• [What you need to do]:
From the entries below, extract every line that includes the word "name".

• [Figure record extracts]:
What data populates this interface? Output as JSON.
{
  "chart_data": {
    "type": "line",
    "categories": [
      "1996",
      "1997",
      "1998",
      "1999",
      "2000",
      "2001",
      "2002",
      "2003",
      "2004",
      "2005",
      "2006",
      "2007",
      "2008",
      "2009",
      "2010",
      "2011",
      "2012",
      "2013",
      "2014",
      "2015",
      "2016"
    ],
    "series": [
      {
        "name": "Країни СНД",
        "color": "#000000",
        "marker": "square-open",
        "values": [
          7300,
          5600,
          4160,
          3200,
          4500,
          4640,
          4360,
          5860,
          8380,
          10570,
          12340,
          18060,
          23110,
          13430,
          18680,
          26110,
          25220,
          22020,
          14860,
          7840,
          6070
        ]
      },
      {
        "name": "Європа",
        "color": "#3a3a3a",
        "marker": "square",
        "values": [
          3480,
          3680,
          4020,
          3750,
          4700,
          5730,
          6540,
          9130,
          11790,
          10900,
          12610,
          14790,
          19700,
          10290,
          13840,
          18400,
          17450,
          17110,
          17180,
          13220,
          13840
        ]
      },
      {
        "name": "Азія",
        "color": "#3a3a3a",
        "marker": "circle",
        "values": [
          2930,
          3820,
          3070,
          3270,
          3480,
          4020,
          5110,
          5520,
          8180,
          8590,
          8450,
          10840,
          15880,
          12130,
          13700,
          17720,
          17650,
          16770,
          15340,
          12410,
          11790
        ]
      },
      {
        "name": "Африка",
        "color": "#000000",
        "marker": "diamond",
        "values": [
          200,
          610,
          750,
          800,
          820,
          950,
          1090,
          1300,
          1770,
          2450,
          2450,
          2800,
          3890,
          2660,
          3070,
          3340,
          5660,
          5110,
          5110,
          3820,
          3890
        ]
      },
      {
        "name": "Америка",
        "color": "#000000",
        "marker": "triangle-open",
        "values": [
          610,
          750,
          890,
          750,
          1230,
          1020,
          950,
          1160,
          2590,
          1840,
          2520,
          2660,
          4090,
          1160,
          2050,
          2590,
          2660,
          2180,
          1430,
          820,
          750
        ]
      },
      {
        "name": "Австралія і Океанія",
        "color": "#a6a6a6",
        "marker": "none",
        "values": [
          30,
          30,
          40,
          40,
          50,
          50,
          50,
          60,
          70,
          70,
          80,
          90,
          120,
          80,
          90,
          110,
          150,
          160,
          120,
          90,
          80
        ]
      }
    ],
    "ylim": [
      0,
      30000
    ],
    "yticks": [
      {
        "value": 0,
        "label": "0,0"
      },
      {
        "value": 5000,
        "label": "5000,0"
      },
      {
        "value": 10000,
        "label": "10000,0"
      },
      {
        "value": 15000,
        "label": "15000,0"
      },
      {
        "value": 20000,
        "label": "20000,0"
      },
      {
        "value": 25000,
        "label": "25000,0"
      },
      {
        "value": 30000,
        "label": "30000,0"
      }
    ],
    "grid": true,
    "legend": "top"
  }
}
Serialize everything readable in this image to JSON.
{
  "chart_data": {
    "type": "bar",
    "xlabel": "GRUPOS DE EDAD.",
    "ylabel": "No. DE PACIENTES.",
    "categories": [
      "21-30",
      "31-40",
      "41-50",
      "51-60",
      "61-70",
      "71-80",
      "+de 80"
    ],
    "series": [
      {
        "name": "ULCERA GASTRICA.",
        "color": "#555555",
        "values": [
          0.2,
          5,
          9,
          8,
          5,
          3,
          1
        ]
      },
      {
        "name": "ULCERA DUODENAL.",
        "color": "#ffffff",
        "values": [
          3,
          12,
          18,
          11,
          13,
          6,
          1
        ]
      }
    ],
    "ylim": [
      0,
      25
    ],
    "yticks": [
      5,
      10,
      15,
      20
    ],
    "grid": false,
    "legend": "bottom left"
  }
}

• [Solved problem]:
        "name": "Країни СНД",
        "name": "Європа",
        "name": "Азія",
        "name": "Африка",
        "name": "Америка",
        "name": "Австралія і Океанія",
        "name": "ULCERA GASTRICA.",
        "name": "ULCERA DUODENAL.",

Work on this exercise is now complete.